* Start *

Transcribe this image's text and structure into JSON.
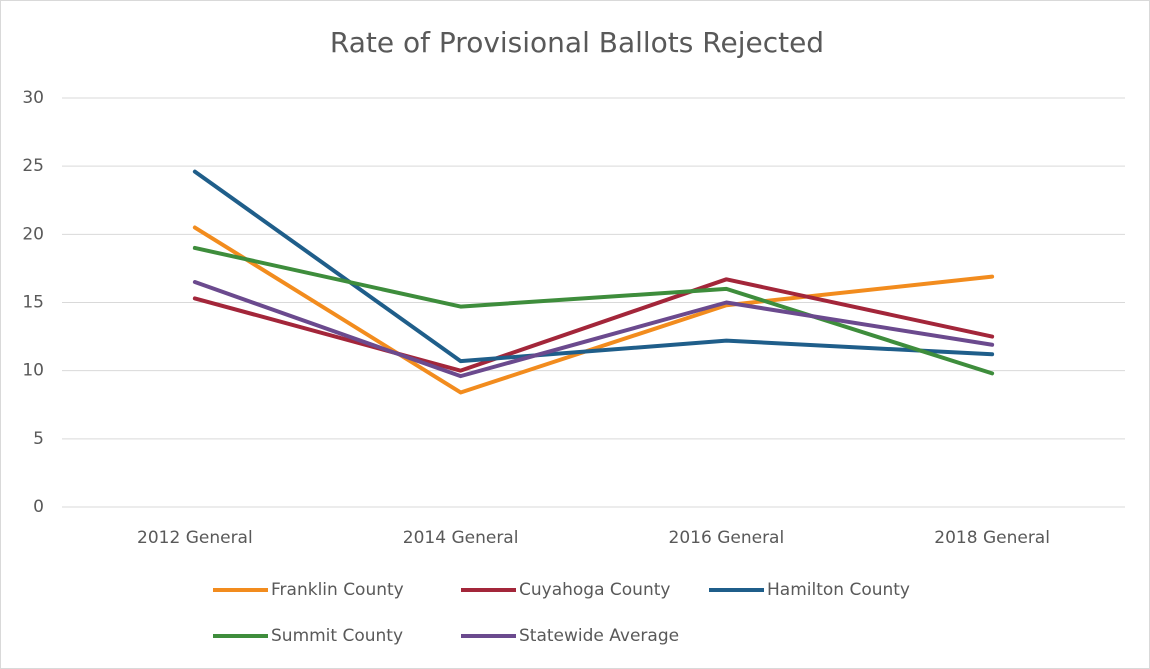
{
  "chart_data": {
    "type": "line",
    "title": "Rate of Provisional Ballots Rejected",
    "categories": [
      "2012 General",
      "2014 General",
      "2016 General",
      "2018 General"
    ],
    "series": [
      {
        "name": "Franklin County",
        "color": "#f28c1e",
        "values": [
          20.5,
          8.4,
          14.8,
          16.9
        ]
      },
      {
        "name": "Cuyahoga County",
        "color": "#a3263a",
        "values": [
          15.3,
          10.0,
          16.7,
          12.5
        ]
      },
      {
        "name": "Hamilton County",
        "color": "#1f5e8a",
        "values": [
          24.6,
          10.7,
          12.2,
          11.2
        ]
      },
      {
        "name": "Summit County",
        "color": "#3e8d3c",
        "values": [
          19.0,
          14.7,
          16.0,
          9.8
        ]
      },
      {
        "name": "Statewide Average",
        "color": "#6b4a8e",
        "values": [
          16.5,
          9.6,
          15.0,
          11.9
        ]
      }
    ],
    "ylim": [
      0,
      30
    ],
    "yticks": [
      0,
      5,
      10,
      15,
      20,
      25,
      30
    ],
    "grid": true,
    "legend": "bottom"
  }
}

* End *

- _INSTRUCTIONS FOR THE TASK_: List every line in the records above that contains the word "color".

- _THE RESPONSE_:
        "color": "#f28c1e",
        "color": "#a3263a",
        "color": "#1f5e8a",
        "color": "#3e8d3c",
        "color": "#6b4a8e",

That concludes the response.